TASK 1 => According to the clustering stability excerpt, why does DBSCAN's high stability score not make it the right choice for this dataset?
TASK 2 => From the clustering stability excerpt, copy word for word the part starting at "idx_i_aligned = [np.where(idx_i" and ending at "return KMeans(n_clusters=4, random_state=42).fit_predict(data)".

EXCERPT PROVIDED =>
We are going to implement the bootstrap stability approach.

In [4]:
def bootstrap_stability(data, cluster_func, n_runs=10):
    """Assess clustering stability via bootstrap"""
    labels_list = []
    for i in range(n_runs):
        # Resample indices to keep track of mapping to original data
        sample = resample(data, random_state=i)
        sample_indices = sample.index if hasattr(sample, "index") else None
        labels = cluster_func(sample)
        # Store both labels and indices for later alignment
        labels_list.append((labels, sample_indices))
    # Compute pairwise ARI
    aris = []
    for i in range(n_runs):
        for j in range(i + 1, n_runs):
            # Align labels by sorting according to sample indices
            labels_i, idx_i = labels_list[i]
            labels_j, idx_j = labels_list[j]
            if idx_i is not None and idx_j is not None:
                # Find intersection of indices and align
                common_idx = np.intersect1d(idx_i, idx_j)
                idx_i_aligned = [np.where(idx_i == ix)[0][0] for ix in common_idx]
                idx_j_aligned = [np.where(idx_j == ix)[0][0] for ix in common_idx]
                aligned_labels_i = labels_i[idx_i_aligned]
                aligned_labels_j = labels_j[idx_j_aligned]
                aris.append(adjusted_rand_score(aligned_labels_i, aligned_labels_j))
            else:
                aris.append(adjusted_rand_score(labels_i, labels_j))
    return np.mean(aris)


# Usage with K-means
def km_labels(data):
    return KMeans(n_clusters=4, random_state=42).fit_predict(data)


# Usage with DBSCAN
def dbscan_labels(data):
    return DBSCAN(eps=0.5).fit_predict(data)


# Usage with Hierarchical (Agglomerative)
def hierarchical_labels(data):
    return AgglomerativeClustering(n_clusters=4).fit_predict(data)


k_means_stability = bootstrap_stability(data["umap"], km_labels, n_runs=20)
print(f"K-means stability (ARI): {k_means_stability:.3f}")

dbscan_stability = bootstrap_stability(data["umap"], dbscan_labels, n_runs=20)
print(f"DBSCAN stability (ARI): {dbscan_stability:.3f}")

hierarchical_stability = bootstrap_stability(
    data["umap"], hierarchical_labels, n_runs=20
)
print(f"Hierarchical stability (ARI): {hierarchical_stability:.3f}")

K-means stability (ARI): 0.687
DBSCAN stability (ARI): 0.900
Hierarchical stability (ARI): 0.742


## Cross validation insights

<!-- K-means stability (ARI): 0.687
DBSCAN stability (ARI): 0.900
Hierarchical stability (ARI): 0.742 -->

This is a interesting result and after investigating I found, that DBSCAN only seems stable because in most of the cases it clusters into one big cluster. This is not a useful clustering result which leads me to the conclusion that K-means and Hierarchical clustering make sense for our dataset.

GIVEN RECORDS =>

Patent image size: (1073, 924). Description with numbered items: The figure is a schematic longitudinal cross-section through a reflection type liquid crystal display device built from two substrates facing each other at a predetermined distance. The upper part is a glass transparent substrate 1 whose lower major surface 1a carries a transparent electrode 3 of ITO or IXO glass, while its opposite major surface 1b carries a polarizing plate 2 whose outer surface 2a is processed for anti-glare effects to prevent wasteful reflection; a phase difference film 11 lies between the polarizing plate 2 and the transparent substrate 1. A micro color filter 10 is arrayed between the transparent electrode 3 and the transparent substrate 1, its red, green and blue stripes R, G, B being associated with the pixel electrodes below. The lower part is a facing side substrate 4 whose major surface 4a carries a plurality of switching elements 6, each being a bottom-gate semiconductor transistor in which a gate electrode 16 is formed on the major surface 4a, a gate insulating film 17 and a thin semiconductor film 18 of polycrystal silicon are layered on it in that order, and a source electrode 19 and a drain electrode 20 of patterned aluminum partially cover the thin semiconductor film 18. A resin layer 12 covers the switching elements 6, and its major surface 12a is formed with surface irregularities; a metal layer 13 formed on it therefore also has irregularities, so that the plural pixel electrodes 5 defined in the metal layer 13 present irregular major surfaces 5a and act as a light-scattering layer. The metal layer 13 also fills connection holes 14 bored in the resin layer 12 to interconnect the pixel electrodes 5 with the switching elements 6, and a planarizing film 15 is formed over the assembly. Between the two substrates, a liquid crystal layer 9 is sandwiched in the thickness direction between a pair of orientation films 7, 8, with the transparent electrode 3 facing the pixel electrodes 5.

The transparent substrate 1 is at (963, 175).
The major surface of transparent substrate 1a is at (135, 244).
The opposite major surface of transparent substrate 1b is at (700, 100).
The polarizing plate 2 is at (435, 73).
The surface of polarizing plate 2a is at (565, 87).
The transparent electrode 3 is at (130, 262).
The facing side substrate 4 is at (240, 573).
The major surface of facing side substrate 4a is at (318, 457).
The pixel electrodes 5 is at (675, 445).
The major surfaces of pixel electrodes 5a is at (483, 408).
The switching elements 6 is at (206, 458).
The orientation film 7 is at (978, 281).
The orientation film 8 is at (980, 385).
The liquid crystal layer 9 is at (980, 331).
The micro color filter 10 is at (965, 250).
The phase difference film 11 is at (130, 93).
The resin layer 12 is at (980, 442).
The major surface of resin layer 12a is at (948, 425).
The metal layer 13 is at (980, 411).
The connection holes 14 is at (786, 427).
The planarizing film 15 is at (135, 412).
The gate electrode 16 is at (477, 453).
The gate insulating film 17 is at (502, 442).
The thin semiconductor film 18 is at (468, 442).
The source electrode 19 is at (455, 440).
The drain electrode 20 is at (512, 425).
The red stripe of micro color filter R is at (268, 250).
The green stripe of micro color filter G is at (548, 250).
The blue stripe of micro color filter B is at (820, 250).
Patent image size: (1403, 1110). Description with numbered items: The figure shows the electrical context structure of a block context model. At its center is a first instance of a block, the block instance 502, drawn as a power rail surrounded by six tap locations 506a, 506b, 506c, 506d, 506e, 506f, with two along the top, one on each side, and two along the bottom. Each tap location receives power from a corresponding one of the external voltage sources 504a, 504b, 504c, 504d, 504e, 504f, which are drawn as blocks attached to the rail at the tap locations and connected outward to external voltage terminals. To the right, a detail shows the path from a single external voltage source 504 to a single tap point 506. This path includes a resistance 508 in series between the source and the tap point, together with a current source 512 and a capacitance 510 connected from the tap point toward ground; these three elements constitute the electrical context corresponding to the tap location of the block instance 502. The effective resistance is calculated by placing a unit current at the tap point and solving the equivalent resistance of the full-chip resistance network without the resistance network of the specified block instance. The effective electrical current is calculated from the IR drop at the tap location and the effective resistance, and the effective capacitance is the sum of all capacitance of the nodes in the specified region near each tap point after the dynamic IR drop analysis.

OUTPUT 1 => DBSCAN only looks stable because in most runs it groups the data into one big cluster. That isn't a useful clustering result, so the author concludes that K-means and hierarchical clustering make sense for the dataset instead.

OUTPUT 2 =>
idx_i_aligned = [np.where(idx_i == ix)[0][0] for ix in common_idx]
                idx_j_aligned = [np.where(idx_j == ix)[0][0] for ix in common_idx]
                aligned_labels_i = labels_i[idx_i_aligned]
                aligned_labels_j = labels_j[idx_j_aligned]
                aris.append(adjusted_rand_score(aligned_labels_i, aligned_labels_j))
            else:
                aris.append(adjusted_rand_score(labels_i, labels_j))
    return np.mean(aris)


# Usage with K-means
def km_labels(data):
    return KMeans(n_clusters=4, random_state=42).fit_predict(data)